*What the task asks:* The entries below contain pictures. Retype everything except those pictures, exactly as given.
### Data for the task ###
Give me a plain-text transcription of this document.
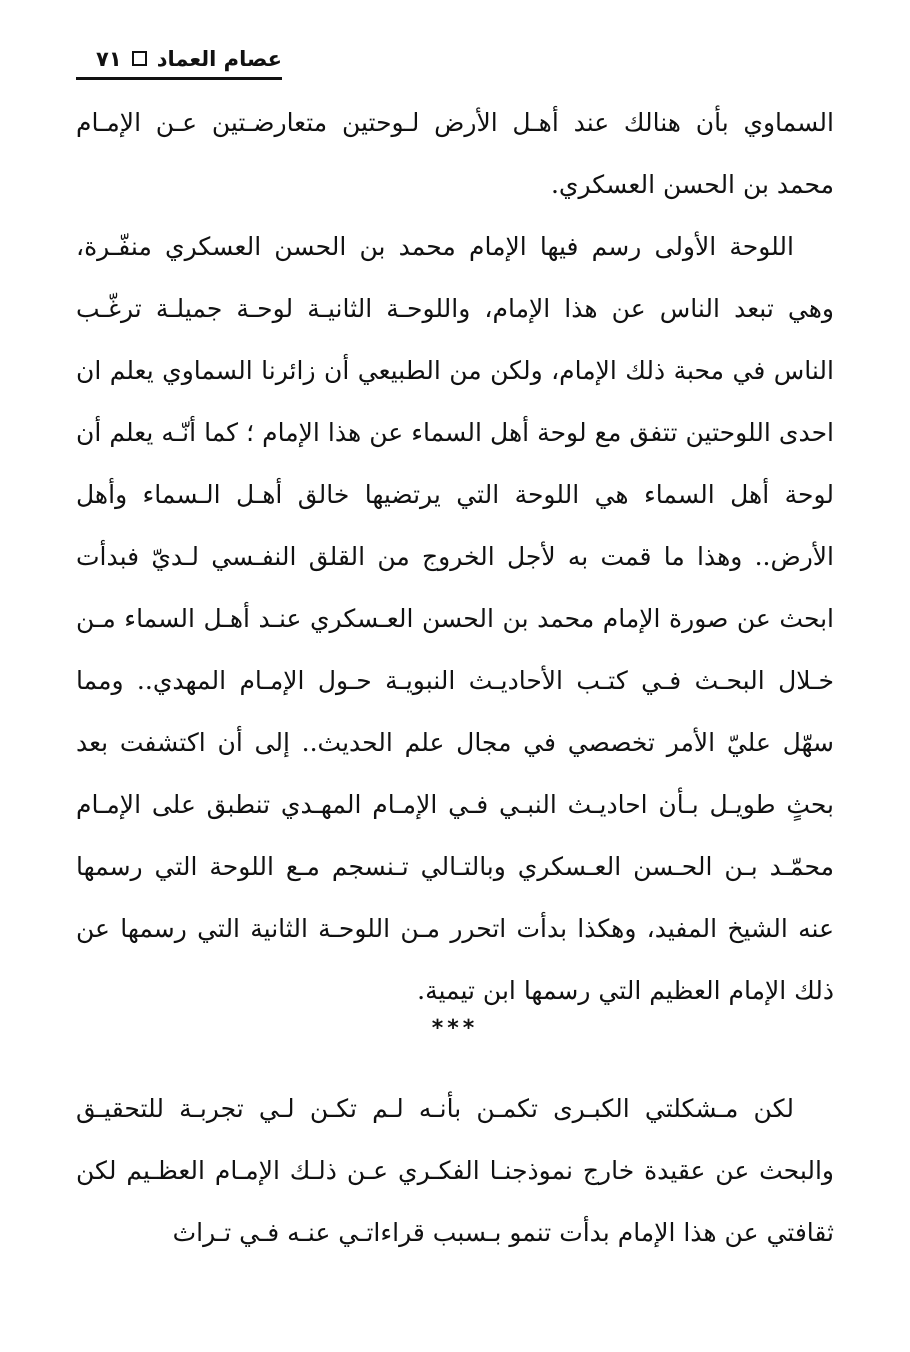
عصام العماد
٧١

السماوي بأن هنالك عند أهـل الأرض لـوحتين متعارضـتين عـن الإمـام محمد بن الحسن العسكري.

اللوحة الأولى رسم فيها الإمام محمد بن الحسن العسكري منفّـرة، وهي تبعد الناس عن هذا الإمام، واللوحـة الثانيـة لوحـة جميلـة ترغّـب الناس في محبة ذلك الإمام، ولكن من الطبيعي أن زائرنا السماوي يعلم ان احدى اللوحتين تتفق مع لوحة أهل السماء عن هذا الإمام ؛ كما أنّـه يعلم أن لوحة أهل السماء هي اللوحة التي يرتضيها خالق أهـل الـسماء وأهل الأرض.. وهذا ما قمت به لأجل الخروج من القلق النفـسي لـديّ فبدأت ابحث عن صورة الإمام محمد بن الحسن العـسكري عنـد أهـل السماء مـن خـلال البحـث فـي كتـب الأحاديـث النبويـة حـول الإمـام المهدي.. ومما سهّل عليّ الأمر تخصصي في مجال علم الحديث.. إلى أن اكتشفت بعد بحثٍ طويـل بـأن احاديـث النبـي فـي الإمـام المهـدي تنطبق على الإمـام محمّـد بـن الحـسن العـسكري وبالتـالي تـنسجم مـع اللوحة التي رسمها عنه الشيخ المفيد، وهكذا بدأت اتحرر مـن اللوحـة الثانية التي رسمها عن ذلك الإمام العظيم التي رسمها ابن تيمية.

***

لكن مـشكلتي الكبـرى تكمـن بأنـه لـم تكـن لـي تجربـة للتحقيـق والبحث عن عقيدة خارج نموذجنـا الفكـري عـن ذلـك الإمـام العظـيم لكن ثقافتي عن هذا الإمام بدأت تنمو بـسبب قراءاتـي عنـه فـي تـراث
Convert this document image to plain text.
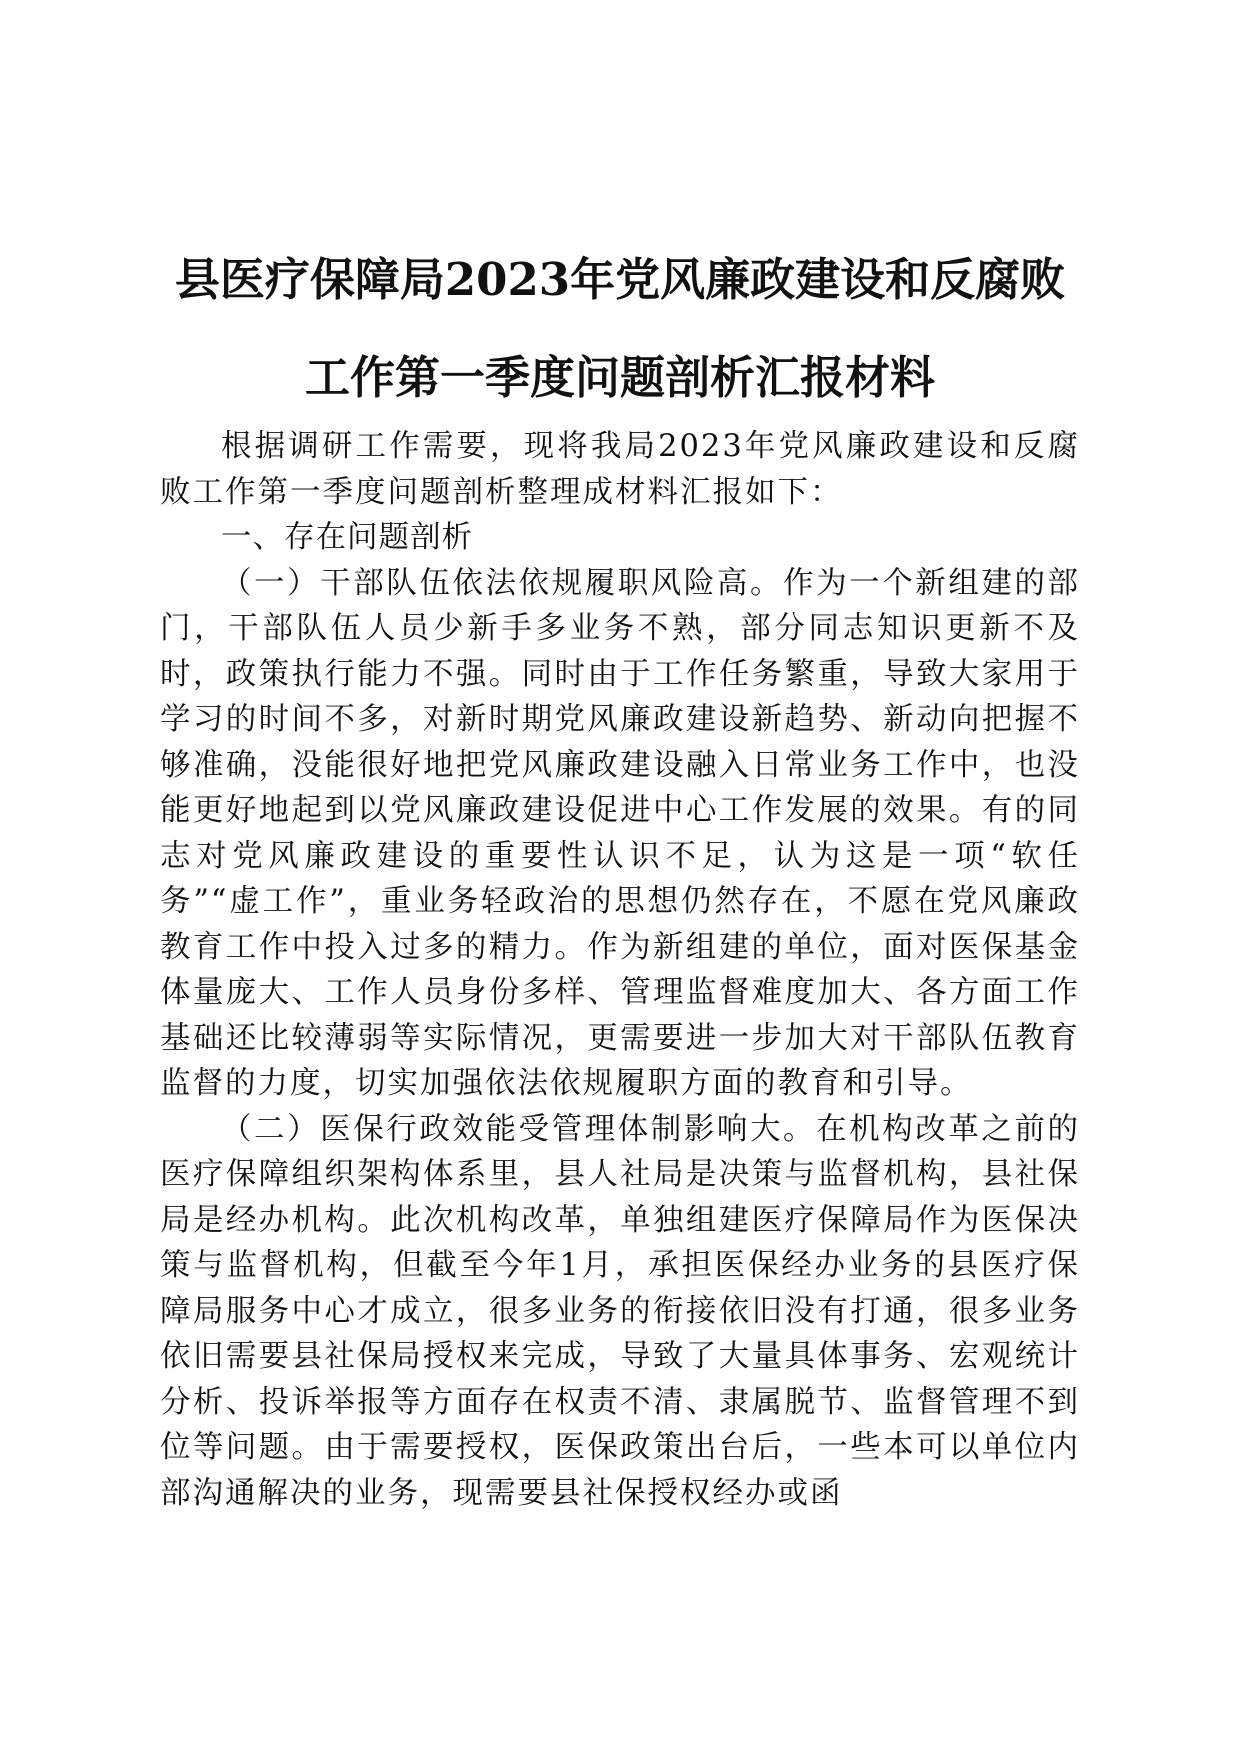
县医疗保障局2023年党风廉政建设和反腐败
工作第一季度问题剖析汇报材料

根据调研工作需要，现将我局2023年党风廉政建设和反腐败工作第一季度问题剖析整理成材料汇报如下：

一、存在问题剖析

（一）干部队伍依法依规履职风险高。作为一个新组建的部门，干部队伍人员少新手多业务不熟，部分同志知识更新不及时，政策执行能力不强。同时由于工作任务繁重，导致大家用于学习的时间不多，对新时期党风廉政建设新趋势、新动向把握不够准确，没能很好地把党风廉政建设融入日常业务工作中，也没能更好地起到以党风廉政建设促进中心工作发展的效果。有的同志对党风廉政建设的重要性认识不足，认为这是一项“软任务”“虚工作”，重业务轻政治的思想仍然存在，不愿在党风廉政教育工作中投入过多的精力。作为新组建的单位，面对医保基金体量庞大、工作人员身份多样、管理监督难度加大、各方面工作基础还比较薄弱等实际情况，更需要进一步加大对干部队伍教育监督的力度，切实加强依法依规履职方面的教育和引导。

（二）医保行政效能受管理体制影响大。在机构改革之前的医疗保障组织架构体系里，县人社局是决策与监督机构，县社保局是经办机构。此次机构改革，单独组建医疗保障局作为医保决策与监督机构，但截至今年1月，承担医保经办业务的县医疗保障局服务中心才成立，很多业务的衔接依旧没有打通，很多业务依旧需要县社保局授权来完成，导致了大量具体事务、宏观统计分析、投诉举报等方面存在权责不清、隶属脱节、监督管理不到位等问题。由于需要授权，医保政策出台后，一些本可以单位内部沟通解决的业务，现需要县社保授权经办或函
###
*Worked solution:*
Give me a plain-text transcription of this document.
عصام العماد
٧١

السماوي بأن هنالك عند أهـل الأرض لـوحتين متعارضـتين عـن الإمـام محمد بن الحسن العسكري.

اللوحة الأولى رسم فيها الإمام محمد بن الحسن العسكري منفّـرة، وهي تبعد الناس عن هذا الإمام، واللوحـة الثانيـة لوحـة جميلـة ترغّـب الناس في محبة ذلك الإمام، ولكن من الطبيعي أن زائرنا السماوي يعلم ان احدى اللوحتين تتفق مع لوحة أهل السماء عن هذا الإمام ؛ كما أنّـه يعلم أن لوحة أهل السماء هي اللوحة التي يرتضيها خالق أهـل الـسماء وأهل الأرض.. وهذا ما قمت به لأجل الخروج من القلق النفـسي لـديّ فبدأت ابحث عن صورة الإمام محمد بن الحسن العـسكري عنـد أهـل السماء مـن خـلال البحـث فـي كتـب الأحاديـث النبويـة حـول الإمـام المهدي.. ومما سهّل عليّ الأمر تخصصي في مجال علم الحديث.. إلى أن اكتشفت بعد بحثٍ طويـل بـأن احاديـث النبـي فـي الإمـام المهـدي تنطبق على الإمـام محمّـد بـن الحـسن العـسكري وبالتـالي تـنسجم مـع اللوحة التي رسمها عنه الشيخ المفيد، وهكذا بدأت اتحرر مـن اللوحـة الثانية التي رسمها عن ذلك الإمام العظيم التي رسمها ابن تيمية.

***

لكن مـشكلتي الكبـرى تكمـن بأنـه لـم تكـن لـي تجربـة للتحقيـق والبحث عن عقيدة خارج نموذجنـا الفكـري عـن ذلـك الإمـام العظـيم لكن ثقافتي عن هذا الإمام بدأت تنمو بـسبب قراءاتـي عنـه فـي تـراث
Convert this document image to plain text.
县医疗保障局2023年党风廉政建设和反腐败
工作第一季度问题剖析汇报材料

根据调研工作需要，现将我局2023年党风廉政建设和反腐败工作第一季度问题剖析整理成材料汇报如下：

一、存在问题剖析

（一）干部队伍依法依规履职风险高。作为一个新组建的部门，干部队伍人员少新手多业务不熟，部分同志知识更新不及时，政策执行能力不强。同时由于工作任务繁重，导致大家用于学习的时间不多，对新时期党风廉政建设新趋势、新动向把握不够准确，没能很好地把党风廉政建设融入日常业务工作中，也没能更好地起到以党风廉政建设促进中心工作发展的效果。有的同志对党风廉政建设的重要性认识不足，认为这是一项“软任务”“虚工作”，重业务轻政治的思想仍然存在，不愿在党风廉政教育工作中投入过多的精力。作为新组建的单位，面对医保基金体量庞大、工作人员身份多样、管理监督难度加大、各方面工作基础还比较薄弱等实际情况，更需要进一步加大对干部队伍教育监督的力度，切实加强依法依规履职方面的教育和引导。

（二）医保行政效能受管理体制影响大。在机构改革之前的医疗保障组织架构体系里，县人社局是决策与监督机构，县社保局是经办机构。此次机构改革，单独组建医疗保障局作为医保决策与监督机构，但截至今年1月，承担医保经办业务的县医疗保障局服务中心才成立，很多业务的衔接依旧没有打通，很多业务依旧需要县社保局授权来完成，导致了大量具体事务、宏观统计分析、投诉举报等方面存在权责不清、隶属脱节、监督管理不到位等问题。由于需要授权，医保政策出台后，一些本可以单位内部沟通解决的业务，现需要县社保授权经办或函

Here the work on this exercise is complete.